>> BEGIN DATASET ROWS
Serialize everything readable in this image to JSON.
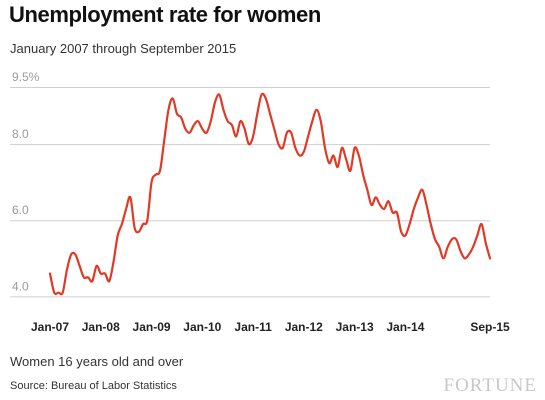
{
  "title": "Unemployment rate for women",
  "subtitle": "January 2007 through September 2015",
  "note": "Women 16 years old and over",
  "source": "Source: Bureau of Labor Statistics",
  "brand": "FORTUNE",
  "chart_data": {
    "type": "line",
    "title": "Unemployment rate for women",
    "subtitle": "January 2007 through September 2015",
    "xlabel": "",
    "ylabel": "",
    "ylim": [
      3.8,
      9.5
    ],
    "y_ticks": [
      {
        "value": 4.0,
        "label": "4.0"
      },
      {
        "value": 6.0,
        "label": "6.0"
      },
      {
        "value": 8.0,
        "label": "8.0"
      },
      {
        "value": 9.5,
        "label": "9.5%"
      }
    ],
    "x_ticks": [
      {
        "value": 0,
        "label": "Jan-07"
      },
      {
        "value": 12,
        "label": "Jan-08"
      },
      {
        "value": 24,
        "label": "Jan-09"
      },
      {
        "value": 36,
        "label": "Jan-10"
      },
      {
        "value": 48,
        "label": "Jan-11"
      },
      {
        "value": 60,
        "label": "Jan-12"
      },
      {
        "value": 72,
        "label": "Jan-13"
      },
      {
        "value": 84,
        "label": "Jan-14"
      },
      {
        "value": 104,
        "label": "Sep-15"
      }
    ],
    "grid": true,
    "line_color": "#e03a26",
    "series": [
      {
        "name": "",
        "x": [
          "Jan-07",
          "Feb-07",
          "Mar-07",
          "Apr-07",
          "May-07",
          "Jun-07",
          "Jul-07",
          "Aug-07",
          "Sep-07",
          "Oct-07",
          "Nov-07",
          "Dec-07",
          "Jan-08",
          "Feb-08",
          "Mar-08",
          "Apr-08",
          "May-08",
          "Jun-08",
          "Jul-08",
          "Aug-08",
          "Sep-08",
          "Oct-08",
          "Nov-08",
          "Dec-08",
          "Jan-09",
          "Feb-09",
          "Mar-09",
          "Apr-09",
          "May-09",
          "Jun-09",
          "Jul-09",
          "Aug-09",
          "Sep-09",
          "Oct-09",
          "Nov-09",
          "Dec-09",
          "Jan-10",
          "Feb-10",
          "Mar-10",
          "Apr-10",
          "May-10",
          "Jun-10",
          "Jul-10",
          "Aug-10",
          "Sep-10",
          "Oct-10",
          "Nov-10",
          "Dec-10",
          "Jan-11",
          "Feb-11",
          "Mar-11",
          "Apr-11",
          "May-11",
          "Jun-11",
          "Jul-11",
          "Aug-11",
          "Sep-11",
          "Oct-11",
          "Nov-11",
          "Dec-11",
          "Jan-12",
          "Feb-12",
          "Mar-12",
          "Apr-12",
          "May-12",
          "Jun-12",
          "Jul-12",
          "Aug-12",
          "Sep-12",
          "Oct-12",
          "Nov-12",
          "Dec-12",
          "Jan-13",
          "Feb-13",
          "Mar-13",
          "Apr-13",
          "May-13",
          "Jun-13",
          "Jul-13",
          "Aug-13",
          "Sep-13",
          "Oct-13",
          "Nov-13",
          "Dec-13",
          "Jan-14",
          "Feb-14",
          "Mar-14",
          "Apr-14",
          "May-14",
          "Jun-14",
          "Jul-14",
          "Aug-14",
          "Sep-14",
          "Oct-14",
          "Nov-14",
          "Dec-14",
          "Jan-15",
          "Feb-15",
          "Mar-15",
          "Apr-15",
          "May-15",
          "Jun-15",
          "Jul-15",
          "Aug-15",
          "Sep-15"
        ],
        "values": [
          4.6,
          4.1,
          4.1,
          4.1,
          4.7,
          5.1,
          5.1,
          4.8,
          4.5,
          4.5,
          4.4,
          4.8,
          4.6,
          4.6,
          4.4,
          4.9,
          5.6,
          5.9,
          6.3,
          6.6,
          5.8,
          5.7,
          5.9,
          6.0,
          7.0,
          7.2,
          7.3,
          8.1,
          8.9,
          9.2,
          8.8,
          8.7,
          8.4,
          8.3,
          8.5,
          8.6,
          8.4,
          8.3,
          8.6,
          9.1,
          9.3,
          8.9,
          8.6,
          8.5,
          8.2,
          8.6,
          8.4,
          8.0,
          8.2,
          8.8,
          9.3,
          9.2,
          8.8,
          8.4,
          8.0,
          7.9,
          8.3,
          8.3,
          7.9,
          7.7,
          7.8,
          8.2,
          8.6,
          8.9,
          8.6,
          7.9,
          7.5,
          7.7,
          7.4,
          7.9,
          7.6,
          7.3,
          7.9,
          7.7,
          7.2,
          6.8,
          6.4,
          6.6,
          6.4,
          6.3,
          6.5,
          6.2,
          6.2,
          5.7,
          5.6,
          5.9,
          6.3,
          6.6,
          6.8,
          6.4,
          5.9,
          5.5,
          5.3,
          5.0,
          5.3,
          5.5,
          5.5,
          5.2,
          5.0,
          5.1,
          5.3,
          5.6,
          5.9,
          5.4,
          5.0
        ]
      }
    ]
  }
}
>> END DATASET ROWS
◆ **WHAT THIS TASK INVOLVES**
Return the full material word for word. Do not include the pictures.

◆ **SOLUTION TO THIS TASK**
Serialize everything readable in this image to JSON.
{
  "title": "Unemployment rate for women",
  "subtitle": "January 2007 through September 2015",
  "note": "Women 16 years old and over",
  "source": "Source: Bureau of Labor Statistics",
  "brand": "FORTUNE",
  "chart_data": {
    "type": "line",
    "title": "Unemployment rate for women",
    "subtitle": "January 2007 through September 2015",
    "xlabel": "",
    "ylabel": "",
    "ylim": [
      3.8,
      9.5
    ],
    "y_ticks": [
      {
        "value": 4.0,
        "label": "4.0"
      },
      {
        "value": 6.0,
        "label": "6.0"
      },
      {
        "value": 8.0,
        "label": "8.0"
      },
      {
        "value": 9.5,
        "label": "9.5%"
      }
    ],
    "x_ticks": [
      {
        "value": 0,
        "label": "Jan-07"
      },
      {
        "value": 12,
        "label": "Jan-08"
      },
      {
        "value": 24,
        "label": "Jan-09"
      },
      {
        "value": 36,
        "label": "Jan-10"
      },
      {
        "value": 48,
        "label": "Jan-11"
      },
      {
        "value": 60,
        "label": "Jan-12"
      },
      {
        "value": 72,
        "label": "Jan-13"
      },
      {
        "value": 84,
        "label": "Jan-14"
      },
      {
        "value": 104,
        "label": "Sep-15"
      }
    ],
    "grid": true,
    "line_color": "#e03a26",
    "series": [
      {
        "name": "",
        "x": [
          "Jan-07",
          "Feb-07",
          "Mar-07",
          "Apr-07",
          "May-07",
          "Jun-07",
          "Jul-07",
          "Aug-07",
          "Sep-07",
          "Oct-07",
          "Nov-07",
          "Dec-07",
          "Jan-08",
          "Feb-08",
          "Mar-08",
          "Apr-08",
          "May-08",
          "Jun-08",
          "Jul-08",
          "Aug-08",
          "Sep-08",
          "Oct-08",
          "Nov-08",
          "Dec-08",
          "Jan-09",
          "Feb-09",
          "Mar-09",
          "Apr-09",
          "May-09",
          "Jun-09",
          "Jul-09",
          "Aug-09",
          "Sep-09",
          "Oct-09",
          "Nov-09",
          "Dec-09",
          "Jan-10",
          "Feb-10",
          "Mar-10",
          "Apr-10",
          "May-10",
          "Jun-10",
          "Jul-10",
          "Aug-10",
          "Sep-10",
          "Oct-10",
          "Nov-10",
          "Dec-10",
          "Jan-11",
          "Feb-11",
          "Mar-11",
          "Apr-11",
          "May-11",
          "Jun-11",
          "Jul-11",
          "Aug-11",
          "Sep-11",
          "Oct-11",
          "Nov-11",
          "Dec-11",
          "Jan-12",
          "Feb-12",
          "Mar-12",
          "Apr-12",
          "May-12",
          "Jun-12",
          "Jul-12",
          "Aug-12",
          "Sep-12",
          "Oct-12",
          "Nov-12",
          "Dec-12",
          "Jan-13",
          "Feb-13",
          "Mar-13",
          "Apr-13",
          "May-13",
          "Jun-13",
          "Jul-13",
          "Aug-13",
          "Sep-13",
          "Oct-13",
          "Nov-13",
          "Dec-13",
          "Jan-14",
          "Feb-14",
          "Mar-14",
          "Apr-14",
          "May-14",
          "Jun-14",
          "Jul-14",
          "Aug-14",
          "Sep-14",
          "Oct-14",
          "Nov-14",
          "Dec-14",
          "Jan-15",
          "Feb-15",
          "Mar-15",
          "Apr-15",
          "May-15",
          "Jun-15",
          "Jul-15",
          "Aug-15",
          "Sep-15"
        ],
        "values": [
          4.6,
          4.1,
          4.1,
          4.1,
          4.7,
          5.1,
          5.1,
          4.8,
          4.5,
          4.5,
          4.4,
          4.8,
          4.6,
          4.6,
          4.4,
          4.9,
          5.6,
          5.9,
          6.3,
          6.6,
          5.8,
          5.7,
          5.9,
          6.0,
          7.0,
          7.2,
          7.3,
          8.1,
          8.9,
          9.2,
          8.8,
          8.7,
          8.4,
          8.3,
          8.5,
          8.6,
          8.4,
          8.3,
          8.6,
          9.1,
          9.3,
          8.9,
          8.6,
          8.5,
          8.2,
          8.6,
          8.4,
          8.0,
          8.2,
          8.8,
          9.3,
          9.2,
          8.8,
          8.4,
          8.0,
          7.9,
          8.3,
          8.3,
          7.9,
          7.7,
          7.8,
          8.2,
          8.6,
          8.9,
          8.6,
          7.9,
          7.5,
          7.7,
          7.4,
          7.9,
          7.6,
          7.3,
          7.9,
          7.7,
          7.2,
          6.8,
          6.4,
          6.6,
          6.4,
          6.3,
          6.5,
          6.2,
          6.2,
          5.7,
          5.6,
          5.9,
          6.3,
          6.6,
          6.8,
          6.4,
          5.9,
          5.5,
          5.3,
          5.0,
          5.3,
          5.5,
          5.5,
          5.2,
          5.0,
          5.1,
          5.3,
          5.6,
          5.9,
          5.4,
          5.0
        ]
      }
    ]
  }
}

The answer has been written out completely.